— WHAT YOU WILL DO —
Return every entry exactly as written.

── SUPPLIED MATERIAL ──

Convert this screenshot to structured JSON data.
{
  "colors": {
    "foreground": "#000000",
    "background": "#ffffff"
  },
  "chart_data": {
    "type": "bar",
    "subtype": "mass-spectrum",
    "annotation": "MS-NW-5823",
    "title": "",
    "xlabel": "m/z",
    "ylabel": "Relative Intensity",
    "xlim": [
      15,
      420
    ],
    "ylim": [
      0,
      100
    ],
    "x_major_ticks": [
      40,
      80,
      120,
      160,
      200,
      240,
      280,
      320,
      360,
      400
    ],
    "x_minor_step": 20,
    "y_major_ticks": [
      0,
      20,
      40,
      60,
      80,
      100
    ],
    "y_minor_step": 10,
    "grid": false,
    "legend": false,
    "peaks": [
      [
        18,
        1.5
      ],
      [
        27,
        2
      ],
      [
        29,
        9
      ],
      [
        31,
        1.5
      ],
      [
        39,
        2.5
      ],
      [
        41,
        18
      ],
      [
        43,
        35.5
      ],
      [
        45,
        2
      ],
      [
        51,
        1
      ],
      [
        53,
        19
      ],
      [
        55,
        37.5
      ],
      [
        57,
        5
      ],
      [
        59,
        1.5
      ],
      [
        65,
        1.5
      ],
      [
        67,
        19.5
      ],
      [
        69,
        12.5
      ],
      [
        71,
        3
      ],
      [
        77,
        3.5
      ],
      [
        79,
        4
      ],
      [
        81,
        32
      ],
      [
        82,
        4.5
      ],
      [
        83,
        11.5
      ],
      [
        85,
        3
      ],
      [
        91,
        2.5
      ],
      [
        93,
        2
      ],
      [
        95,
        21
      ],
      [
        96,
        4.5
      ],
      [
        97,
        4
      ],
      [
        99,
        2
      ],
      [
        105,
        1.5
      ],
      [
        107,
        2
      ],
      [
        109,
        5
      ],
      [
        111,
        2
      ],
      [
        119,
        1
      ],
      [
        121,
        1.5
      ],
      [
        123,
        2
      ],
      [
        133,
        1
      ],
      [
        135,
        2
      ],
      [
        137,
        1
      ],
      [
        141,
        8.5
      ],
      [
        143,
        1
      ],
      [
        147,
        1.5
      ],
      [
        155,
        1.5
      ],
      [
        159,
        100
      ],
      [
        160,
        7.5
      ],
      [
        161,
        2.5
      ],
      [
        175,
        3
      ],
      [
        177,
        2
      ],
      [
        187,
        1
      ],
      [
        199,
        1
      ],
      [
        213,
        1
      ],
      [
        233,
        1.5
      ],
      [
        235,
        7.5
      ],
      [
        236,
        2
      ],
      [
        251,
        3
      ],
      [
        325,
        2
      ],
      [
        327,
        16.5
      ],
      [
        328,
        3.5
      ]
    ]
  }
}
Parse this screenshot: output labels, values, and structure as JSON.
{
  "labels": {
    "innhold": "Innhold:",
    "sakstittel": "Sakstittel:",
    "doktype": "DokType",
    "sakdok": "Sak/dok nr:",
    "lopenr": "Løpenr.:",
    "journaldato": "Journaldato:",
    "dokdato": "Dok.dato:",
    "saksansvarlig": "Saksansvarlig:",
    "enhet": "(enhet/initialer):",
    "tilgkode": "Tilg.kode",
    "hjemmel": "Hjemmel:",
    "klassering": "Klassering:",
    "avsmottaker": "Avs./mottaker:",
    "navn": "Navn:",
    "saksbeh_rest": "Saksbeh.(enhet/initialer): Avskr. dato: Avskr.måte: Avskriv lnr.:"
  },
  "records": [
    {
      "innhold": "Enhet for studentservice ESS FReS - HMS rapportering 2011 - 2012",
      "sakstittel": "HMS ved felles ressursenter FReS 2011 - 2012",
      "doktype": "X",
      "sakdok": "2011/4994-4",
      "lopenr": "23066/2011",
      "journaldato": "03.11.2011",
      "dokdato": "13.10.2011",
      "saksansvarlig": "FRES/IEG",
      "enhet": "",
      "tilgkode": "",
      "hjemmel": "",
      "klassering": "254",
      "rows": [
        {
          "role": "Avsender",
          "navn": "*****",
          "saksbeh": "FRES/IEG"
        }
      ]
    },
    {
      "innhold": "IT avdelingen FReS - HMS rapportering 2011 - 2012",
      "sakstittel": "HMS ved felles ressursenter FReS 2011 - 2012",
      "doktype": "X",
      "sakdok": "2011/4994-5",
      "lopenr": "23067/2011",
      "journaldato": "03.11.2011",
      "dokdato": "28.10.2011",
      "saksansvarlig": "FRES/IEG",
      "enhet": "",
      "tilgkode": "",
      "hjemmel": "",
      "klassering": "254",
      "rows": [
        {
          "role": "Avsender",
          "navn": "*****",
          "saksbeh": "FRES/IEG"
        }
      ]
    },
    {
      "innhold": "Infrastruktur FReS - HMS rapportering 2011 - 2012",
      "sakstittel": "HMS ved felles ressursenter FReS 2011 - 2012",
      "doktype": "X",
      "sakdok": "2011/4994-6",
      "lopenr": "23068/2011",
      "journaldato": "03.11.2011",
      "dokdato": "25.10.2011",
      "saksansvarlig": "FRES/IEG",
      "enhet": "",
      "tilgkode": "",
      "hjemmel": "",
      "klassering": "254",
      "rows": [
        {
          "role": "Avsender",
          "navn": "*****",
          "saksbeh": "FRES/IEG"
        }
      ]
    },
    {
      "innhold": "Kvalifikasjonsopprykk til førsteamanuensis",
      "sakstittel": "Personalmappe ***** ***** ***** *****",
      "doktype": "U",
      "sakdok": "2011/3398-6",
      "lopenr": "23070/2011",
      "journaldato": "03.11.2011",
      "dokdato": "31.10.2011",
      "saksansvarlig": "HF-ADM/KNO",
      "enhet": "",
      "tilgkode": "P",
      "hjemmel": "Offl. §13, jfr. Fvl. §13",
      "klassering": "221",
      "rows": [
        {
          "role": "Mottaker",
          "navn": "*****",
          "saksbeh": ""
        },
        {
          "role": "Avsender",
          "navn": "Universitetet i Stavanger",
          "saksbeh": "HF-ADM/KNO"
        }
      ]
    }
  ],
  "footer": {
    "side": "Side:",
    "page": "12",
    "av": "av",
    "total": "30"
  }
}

───

— TASK ANSWER —
Convert this screenshot to structured JSON data.
{
  "colors": {
    "foreground": "#000000",
    "background": "#ffffff"
  },
  "chart_data": {
    "type": "bar",
    "subtype": "mass-spectrum",
    "annotation": "MS-NW-5823",
    "title": "",
    "xlabel": "m/z",
    "ylabel": "Relative Intensity",
    "xlim": [
      15,
      420
    ],
    "ylim": [
      0,
      100
    ],
    "x_major_ticks": [
      40,
      80,
      120,
      160,
      200,
      240,
      280,
      320,
      360,
      400
    ],
    "x_minor_step": 20,
    "y_major_ticks": [
      0,
      20,
      40,
      60,
      80,
      100
    ],
    "y_minor_step": 10,
    "grid": false,
    "legend": false,
    "peaks": [
      [
        18,
        1.5
      ],
      [
        27,
        2
      ],
      [
        29,
        9
      ],
      [
        31,
        1.5
      ],
      [
        39,
        2.5
      ],
      [
        41,
        18
      ],
      [
        43,
        35.5
      ],
      [
        45,
        2
      ],
      [
        51,
        1
      ],
      [
        53,
        19
      ],
      [
        55,
        37.5
      ],
      [
        57,
        5
      ],
      [
        59,
        1.5
      ],
      [
        65,
        1.5
      ],
      [
        67,
        19.5
      ],
      [
        69,
        12.5
      ],
      [
        71,
        3
      ],
      [
        77,
        3.5
      ],
      [
        79,
        4
      ],
      [
        81,
        32
      ],
      [
        82,
        4.5
      ],
      [
        83,
        11.5
      ],
      [
        85,
        3
      ],
      [
        91,
        2.5
      ],
      [
        93,
        2
      ],
      [
        95,
        21
      ],
      [
        96,
        4.5
      ],
      [
        97,
        4
      ],
      [
        99,
        2
      ],
      [
        105,
        1.5
      ],
      [
        107,
        2
      ],
      [
        109,
        5
      ],
      [
        111,
        2
      ],
      [
        119,
        1
      ],
      [
        121,
        1.5
      ],
      [
        123,
        2
      ],
      [
        133,
        1
      ],
      [
        135,
        2
      ],
      [
        137,
        1
      ],
      [
        141,
        8.5
      ],
      [
        143,
        1
      ],
      [
        147,
        1.5
      ],
      [
        155,
        1.5
      ],
      [
        159,
        100
      ],
      [
        160,
        7.5
      ],
      [
        161,
        2.5
      ],
      [
        175,
        3
      ],
      [
        177,
        2
      ],
      [
        187,
        1
      ],
      [
        199,
        1
      ],
      [
        213,
        1
      ],
      [
        233,
        1.5
      ],
      [
        235,
        7.5
      ],
      [
        236,
        2
      ],
      [
        251,
        3
      ],
      [
        325,
        2
      ],
      [
        327,
        16.5
      ],
      [
        328,
        3.5
      ]
    ]
  }
}
Parse this screenshot: output labels, values, and structure as JSON.
{
  "labels": {
    "innhold": "Innhold:",
    "sakstittel": "Sakstittel:",
    "doktype": "DokType",
    "sakdok": "Sak/dok nr:",
    "lopenr": "Løpenr.:",
    "journaldato": "Journaldato:",
    "dokdato": "Dok.dato:",
    "saksansvarlig": "Saksansvarlig:",
    "enhet": "(enhet/initialer):",
    "tilgkode": "Tilg.kode",
    "hjemmel": "Hjemmel:",
    "klassering": "Klassering:",
    "avsmottaker": "Avs./mottaker:",
    "navn": "Navn:",
    "saksbeh_rest": "Saksbeh.(enhet/initialer): Avskr. dato: Avskr.måte: Avskriv lnr.:"
  },
  "records": [
    {
      "innhold": "Enhet for studentservice ESS FReS - HMS rapportering 2011 - 2012",
      "sakstittel": "HMS ved felles ressursenter FReS 2011 - 2012",
      "doktype": "X",
      "sakdok": "2011/4994-4",
      "lopenr": "23066/2011",
      "journaldato": "03.11.2011",
      "dokdato": "13.10.2011",
      "saksansvarlig": "FRES/IEG",
      "enhet": "",
      "tilgkode": "",
      "hjemmel": "",
      "klassering": "254",
      "rows": [
        {
          "role": "Avsender",
          "navn": "*****",
          "saksbeh": "FRES/IEG"
        }
      ]
    },
    {
      "innhold": "IT avdelingen FReS - HMS rapportering 2011 - 2012",
      "sakstittel": "HMS ved felles ressursenter FReS 2011 - 2012",
      "doktype": "X",
      "sakdok": "2011/4994-5",
      "lopenr": "23067/2011",
      "journaldato": "03.11.2011",
      "dokdato": "28.10.2011",
      "saksansvarlig": "FRES/IEG",
      "enhet": "",
      "tilgkode": "",
      "hjemmel": "",
      "klassering": "254",
      "rows": [
        {
          "role": "Avsender",
          "navn": "*****",
          "saksbeh": "FRES/IEG"
        }
      ]
    },
    {
      "innhold": "Infrastruktur FReS - HMS rapportering 2011 - 2012",
      "sakstittel": "HMS ved felles ressursenter FReS 2011 - 2012",
      "doktype": "X",
      "sakdok": "2011/4994-6",
      "lopenr": "23068/2011",
      "journaldato": "03.11.2011",
      "dokdato": "25.10.2011",
      "saksansvarlig": "FRES/IEG",
      "enhet": "",
      "tilgkode": "",
      "hjemmel": "",
      "klassering": "254",
      "rows": [
        {
          "role": "Avsender",
          "navn": "*****",
          "saksbeh": "FRES/IEG"
        }
      ]
    },
    {
      "innhold": "Kvalifikasjonsopprykk til førsteamanuensis",
      "sakstittel": "Personalmappe ***** ***** ***** *****",
      "doktype": "U",
      "sakdok": "2011/3398-6",
      "lopenr": "23070/2011",
      "journaldato": "03.11.2011",
      "dokdato": "31.10.2011",
      "saksansvarlig": "HF-ADM/KNO",
      "enhet": "",
      "tilgkode": "P",
      "hjemmel": "Offl. §13, jfr. Fvl. §13",
      "klassering": "221",
      "rows": [
        {
          "role": "Mottaker",
          "navn": "*****",
          "saksbeh": ""
        },
        {
          "role": "Avsender",
          "navn": "Universitetet i Stavanger",
          "saksbeh": "HF-ADM/KNO"
        }
      ]
    }
  ],
  "footer": {
    "side": "Side:",
    "page": "12",
    "av": "av",
    "total": "30"
  }
}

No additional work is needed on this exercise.